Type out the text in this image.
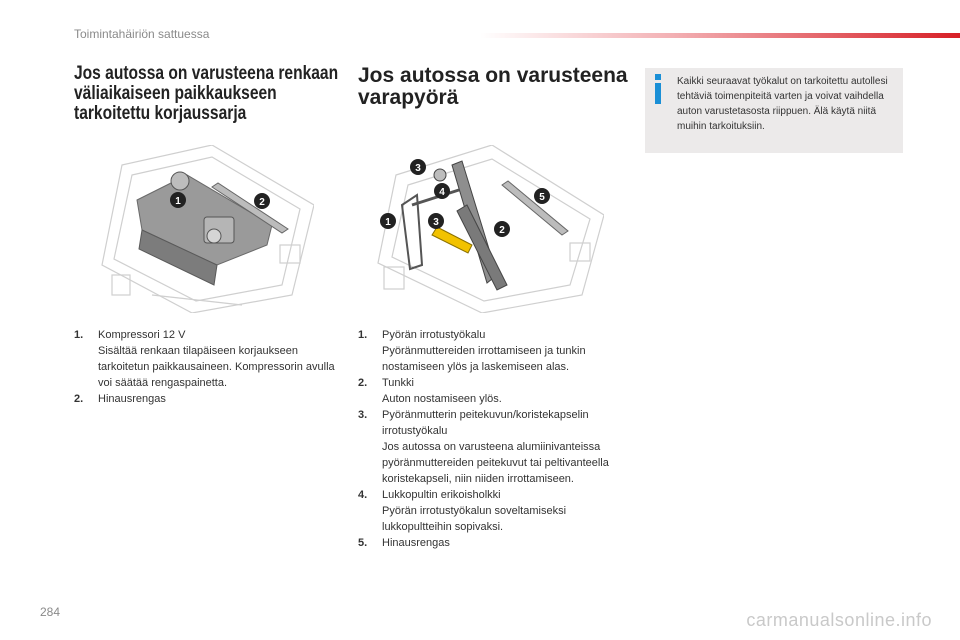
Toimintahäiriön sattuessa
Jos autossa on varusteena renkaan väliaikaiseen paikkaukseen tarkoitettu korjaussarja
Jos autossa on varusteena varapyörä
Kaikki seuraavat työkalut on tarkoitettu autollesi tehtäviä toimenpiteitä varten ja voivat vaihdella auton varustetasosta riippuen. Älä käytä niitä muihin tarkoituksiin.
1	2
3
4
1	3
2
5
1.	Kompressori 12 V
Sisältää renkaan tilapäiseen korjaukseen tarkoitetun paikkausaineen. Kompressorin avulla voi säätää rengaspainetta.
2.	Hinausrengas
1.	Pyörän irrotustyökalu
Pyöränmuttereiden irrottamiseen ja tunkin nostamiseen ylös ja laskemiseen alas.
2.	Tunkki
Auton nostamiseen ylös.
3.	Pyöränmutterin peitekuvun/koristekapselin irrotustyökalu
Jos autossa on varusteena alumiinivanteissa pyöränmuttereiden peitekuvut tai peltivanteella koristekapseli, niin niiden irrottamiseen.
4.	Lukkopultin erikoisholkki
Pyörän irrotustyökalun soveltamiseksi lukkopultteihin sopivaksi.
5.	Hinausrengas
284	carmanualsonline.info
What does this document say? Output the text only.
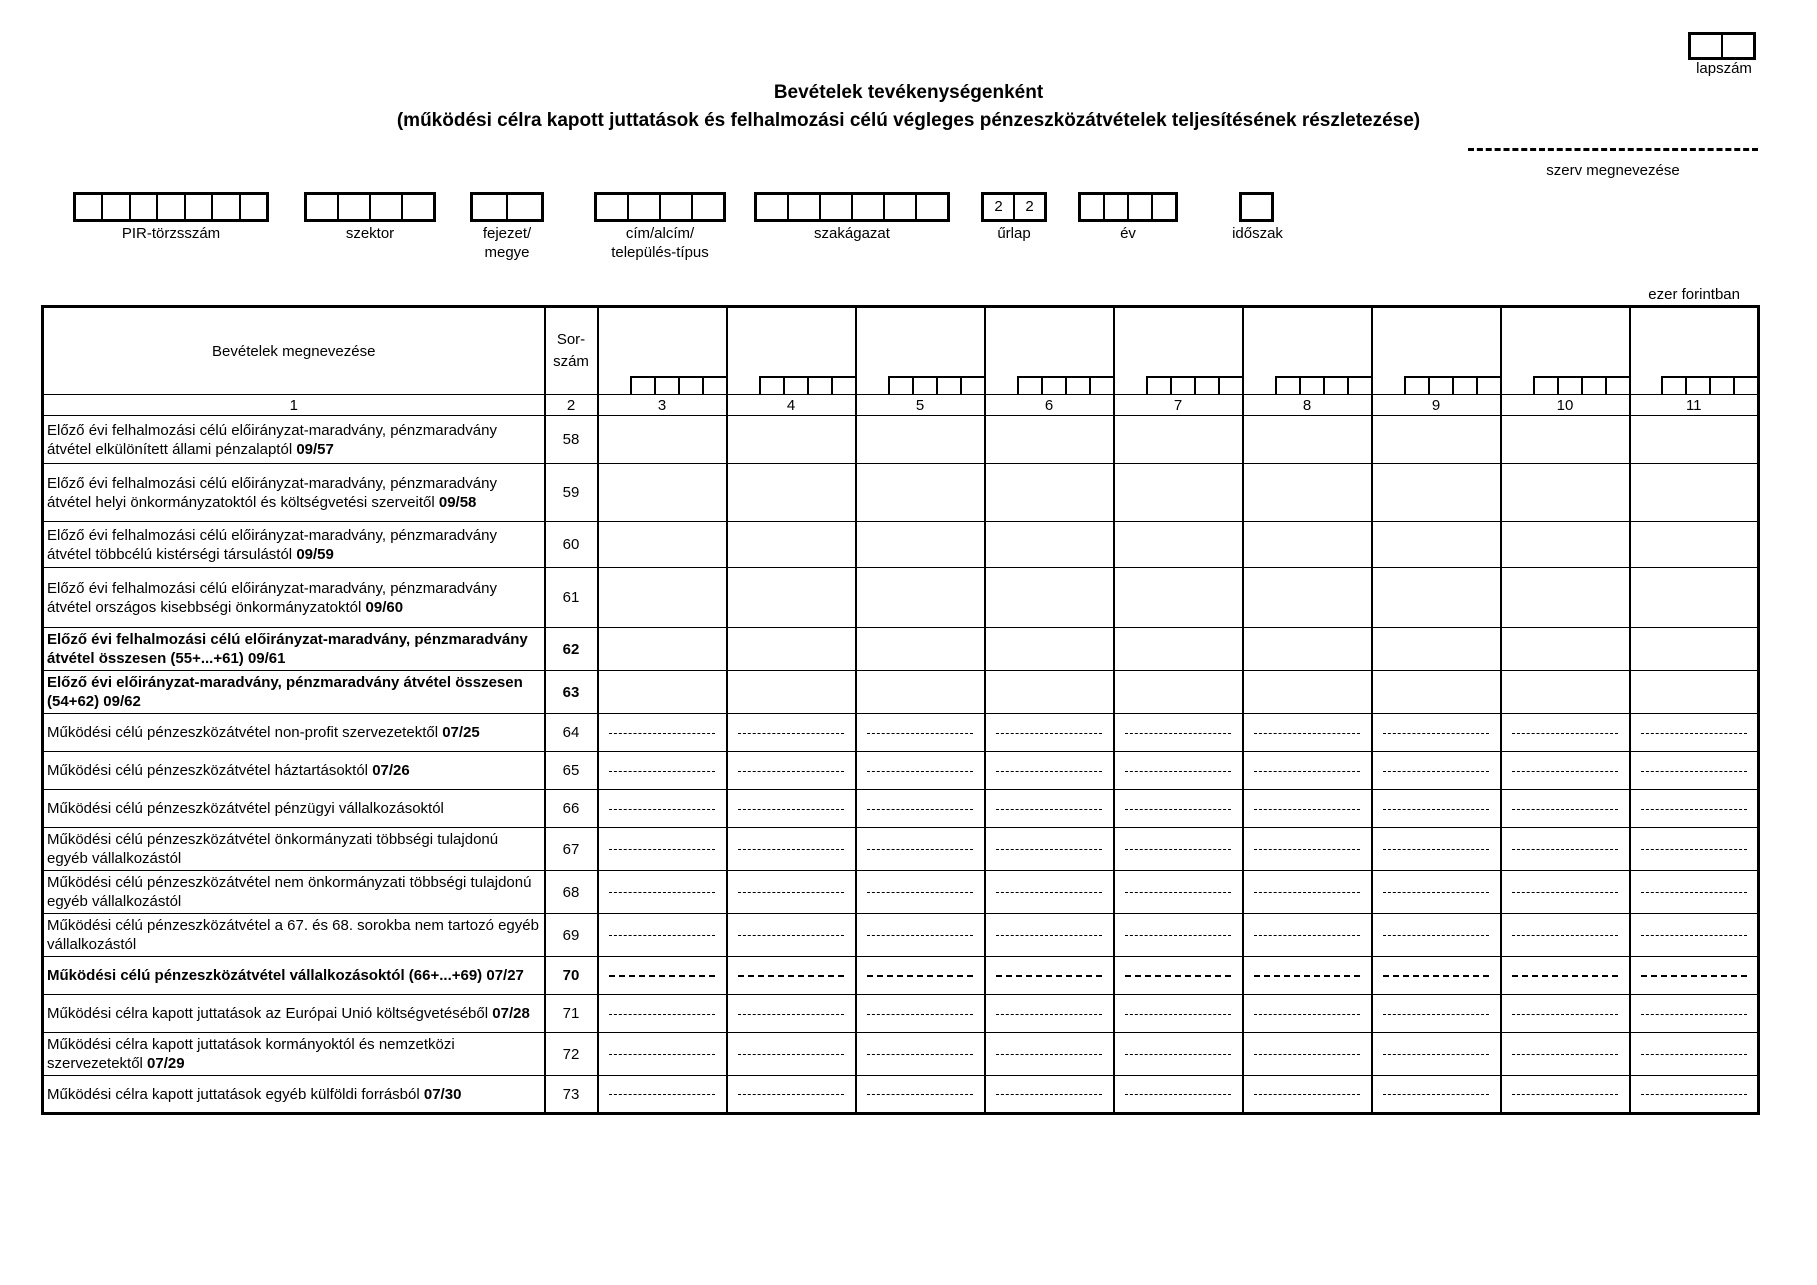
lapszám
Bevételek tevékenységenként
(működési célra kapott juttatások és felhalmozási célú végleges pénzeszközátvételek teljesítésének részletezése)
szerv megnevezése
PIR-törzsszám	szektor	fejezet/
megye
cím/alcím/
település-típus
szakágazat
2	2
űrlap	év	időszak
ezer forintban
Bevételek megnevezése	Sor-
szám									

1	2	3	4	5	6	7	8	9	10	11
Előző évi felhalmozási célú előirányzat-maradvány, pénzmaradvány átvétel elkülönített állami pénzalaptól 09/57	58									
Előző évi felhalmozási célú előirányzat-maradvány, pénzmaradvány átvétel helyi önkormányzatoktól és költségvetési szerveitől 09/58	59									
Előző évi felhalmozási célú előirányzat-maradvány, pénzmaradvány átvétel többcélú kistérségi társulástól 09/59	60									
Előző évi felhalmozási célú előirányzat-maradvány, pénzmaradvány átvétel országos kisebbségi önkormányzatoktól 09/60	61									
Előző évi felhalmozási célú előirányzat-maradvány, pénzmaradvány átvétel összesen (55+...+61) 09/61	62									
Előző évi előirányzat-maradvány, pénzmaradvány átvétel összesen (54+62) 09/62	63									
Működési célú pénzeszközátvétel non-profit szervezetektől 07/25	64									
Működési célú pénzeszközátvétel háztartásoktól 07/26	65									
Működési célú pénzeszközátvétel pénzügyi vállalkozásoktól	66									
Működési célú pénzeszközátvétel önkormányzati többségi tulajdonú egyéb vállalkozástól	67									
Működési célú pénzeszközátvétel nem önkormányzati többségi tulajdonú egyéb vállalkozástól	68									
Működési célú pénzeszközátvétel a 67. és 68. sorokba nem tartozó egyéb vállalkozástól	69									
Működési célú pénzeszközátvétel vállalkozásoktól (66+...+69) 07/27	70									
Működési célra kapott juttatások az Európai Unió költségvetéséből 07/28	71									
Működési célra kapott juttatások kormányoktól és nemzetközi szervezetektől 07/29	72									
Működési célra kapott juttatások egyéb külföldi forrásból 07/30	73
......
**Exercise instructions**
Return each line where "maradvány" shows up.

**Written solution**
Előző évi felhalmozási célú előirányzat-maradvány, pénzmaradvány átvétel elkülönített állami pénzalaptól 09/57	58									
Előző évi felhalmozási célú előirányzat-maradvány, pénzmaradvány átvétel helyi önkormányzatoktól és költségvetési szerveitől 09/58	59									
Előző évi felhalmozási célú előirányzat-maradvány, pénzmaradvány átvétel többcélú kistérségi társulástól 09/59	60									
Előző évi felhalmozási célú előirányzat-maradvány, pénzmaradvány átvétel országos kisebbségi önkormányzatoktól 09/60	61									
Előző évi felhalmozási célú előirányzat-maradvány, pénzmaradvány átvétel összesen (55+...+61) 09/61	62									
Előző évi előirányzat-maradvány, pénzmaradvány átvétel összesen (54+62) 09/62	63									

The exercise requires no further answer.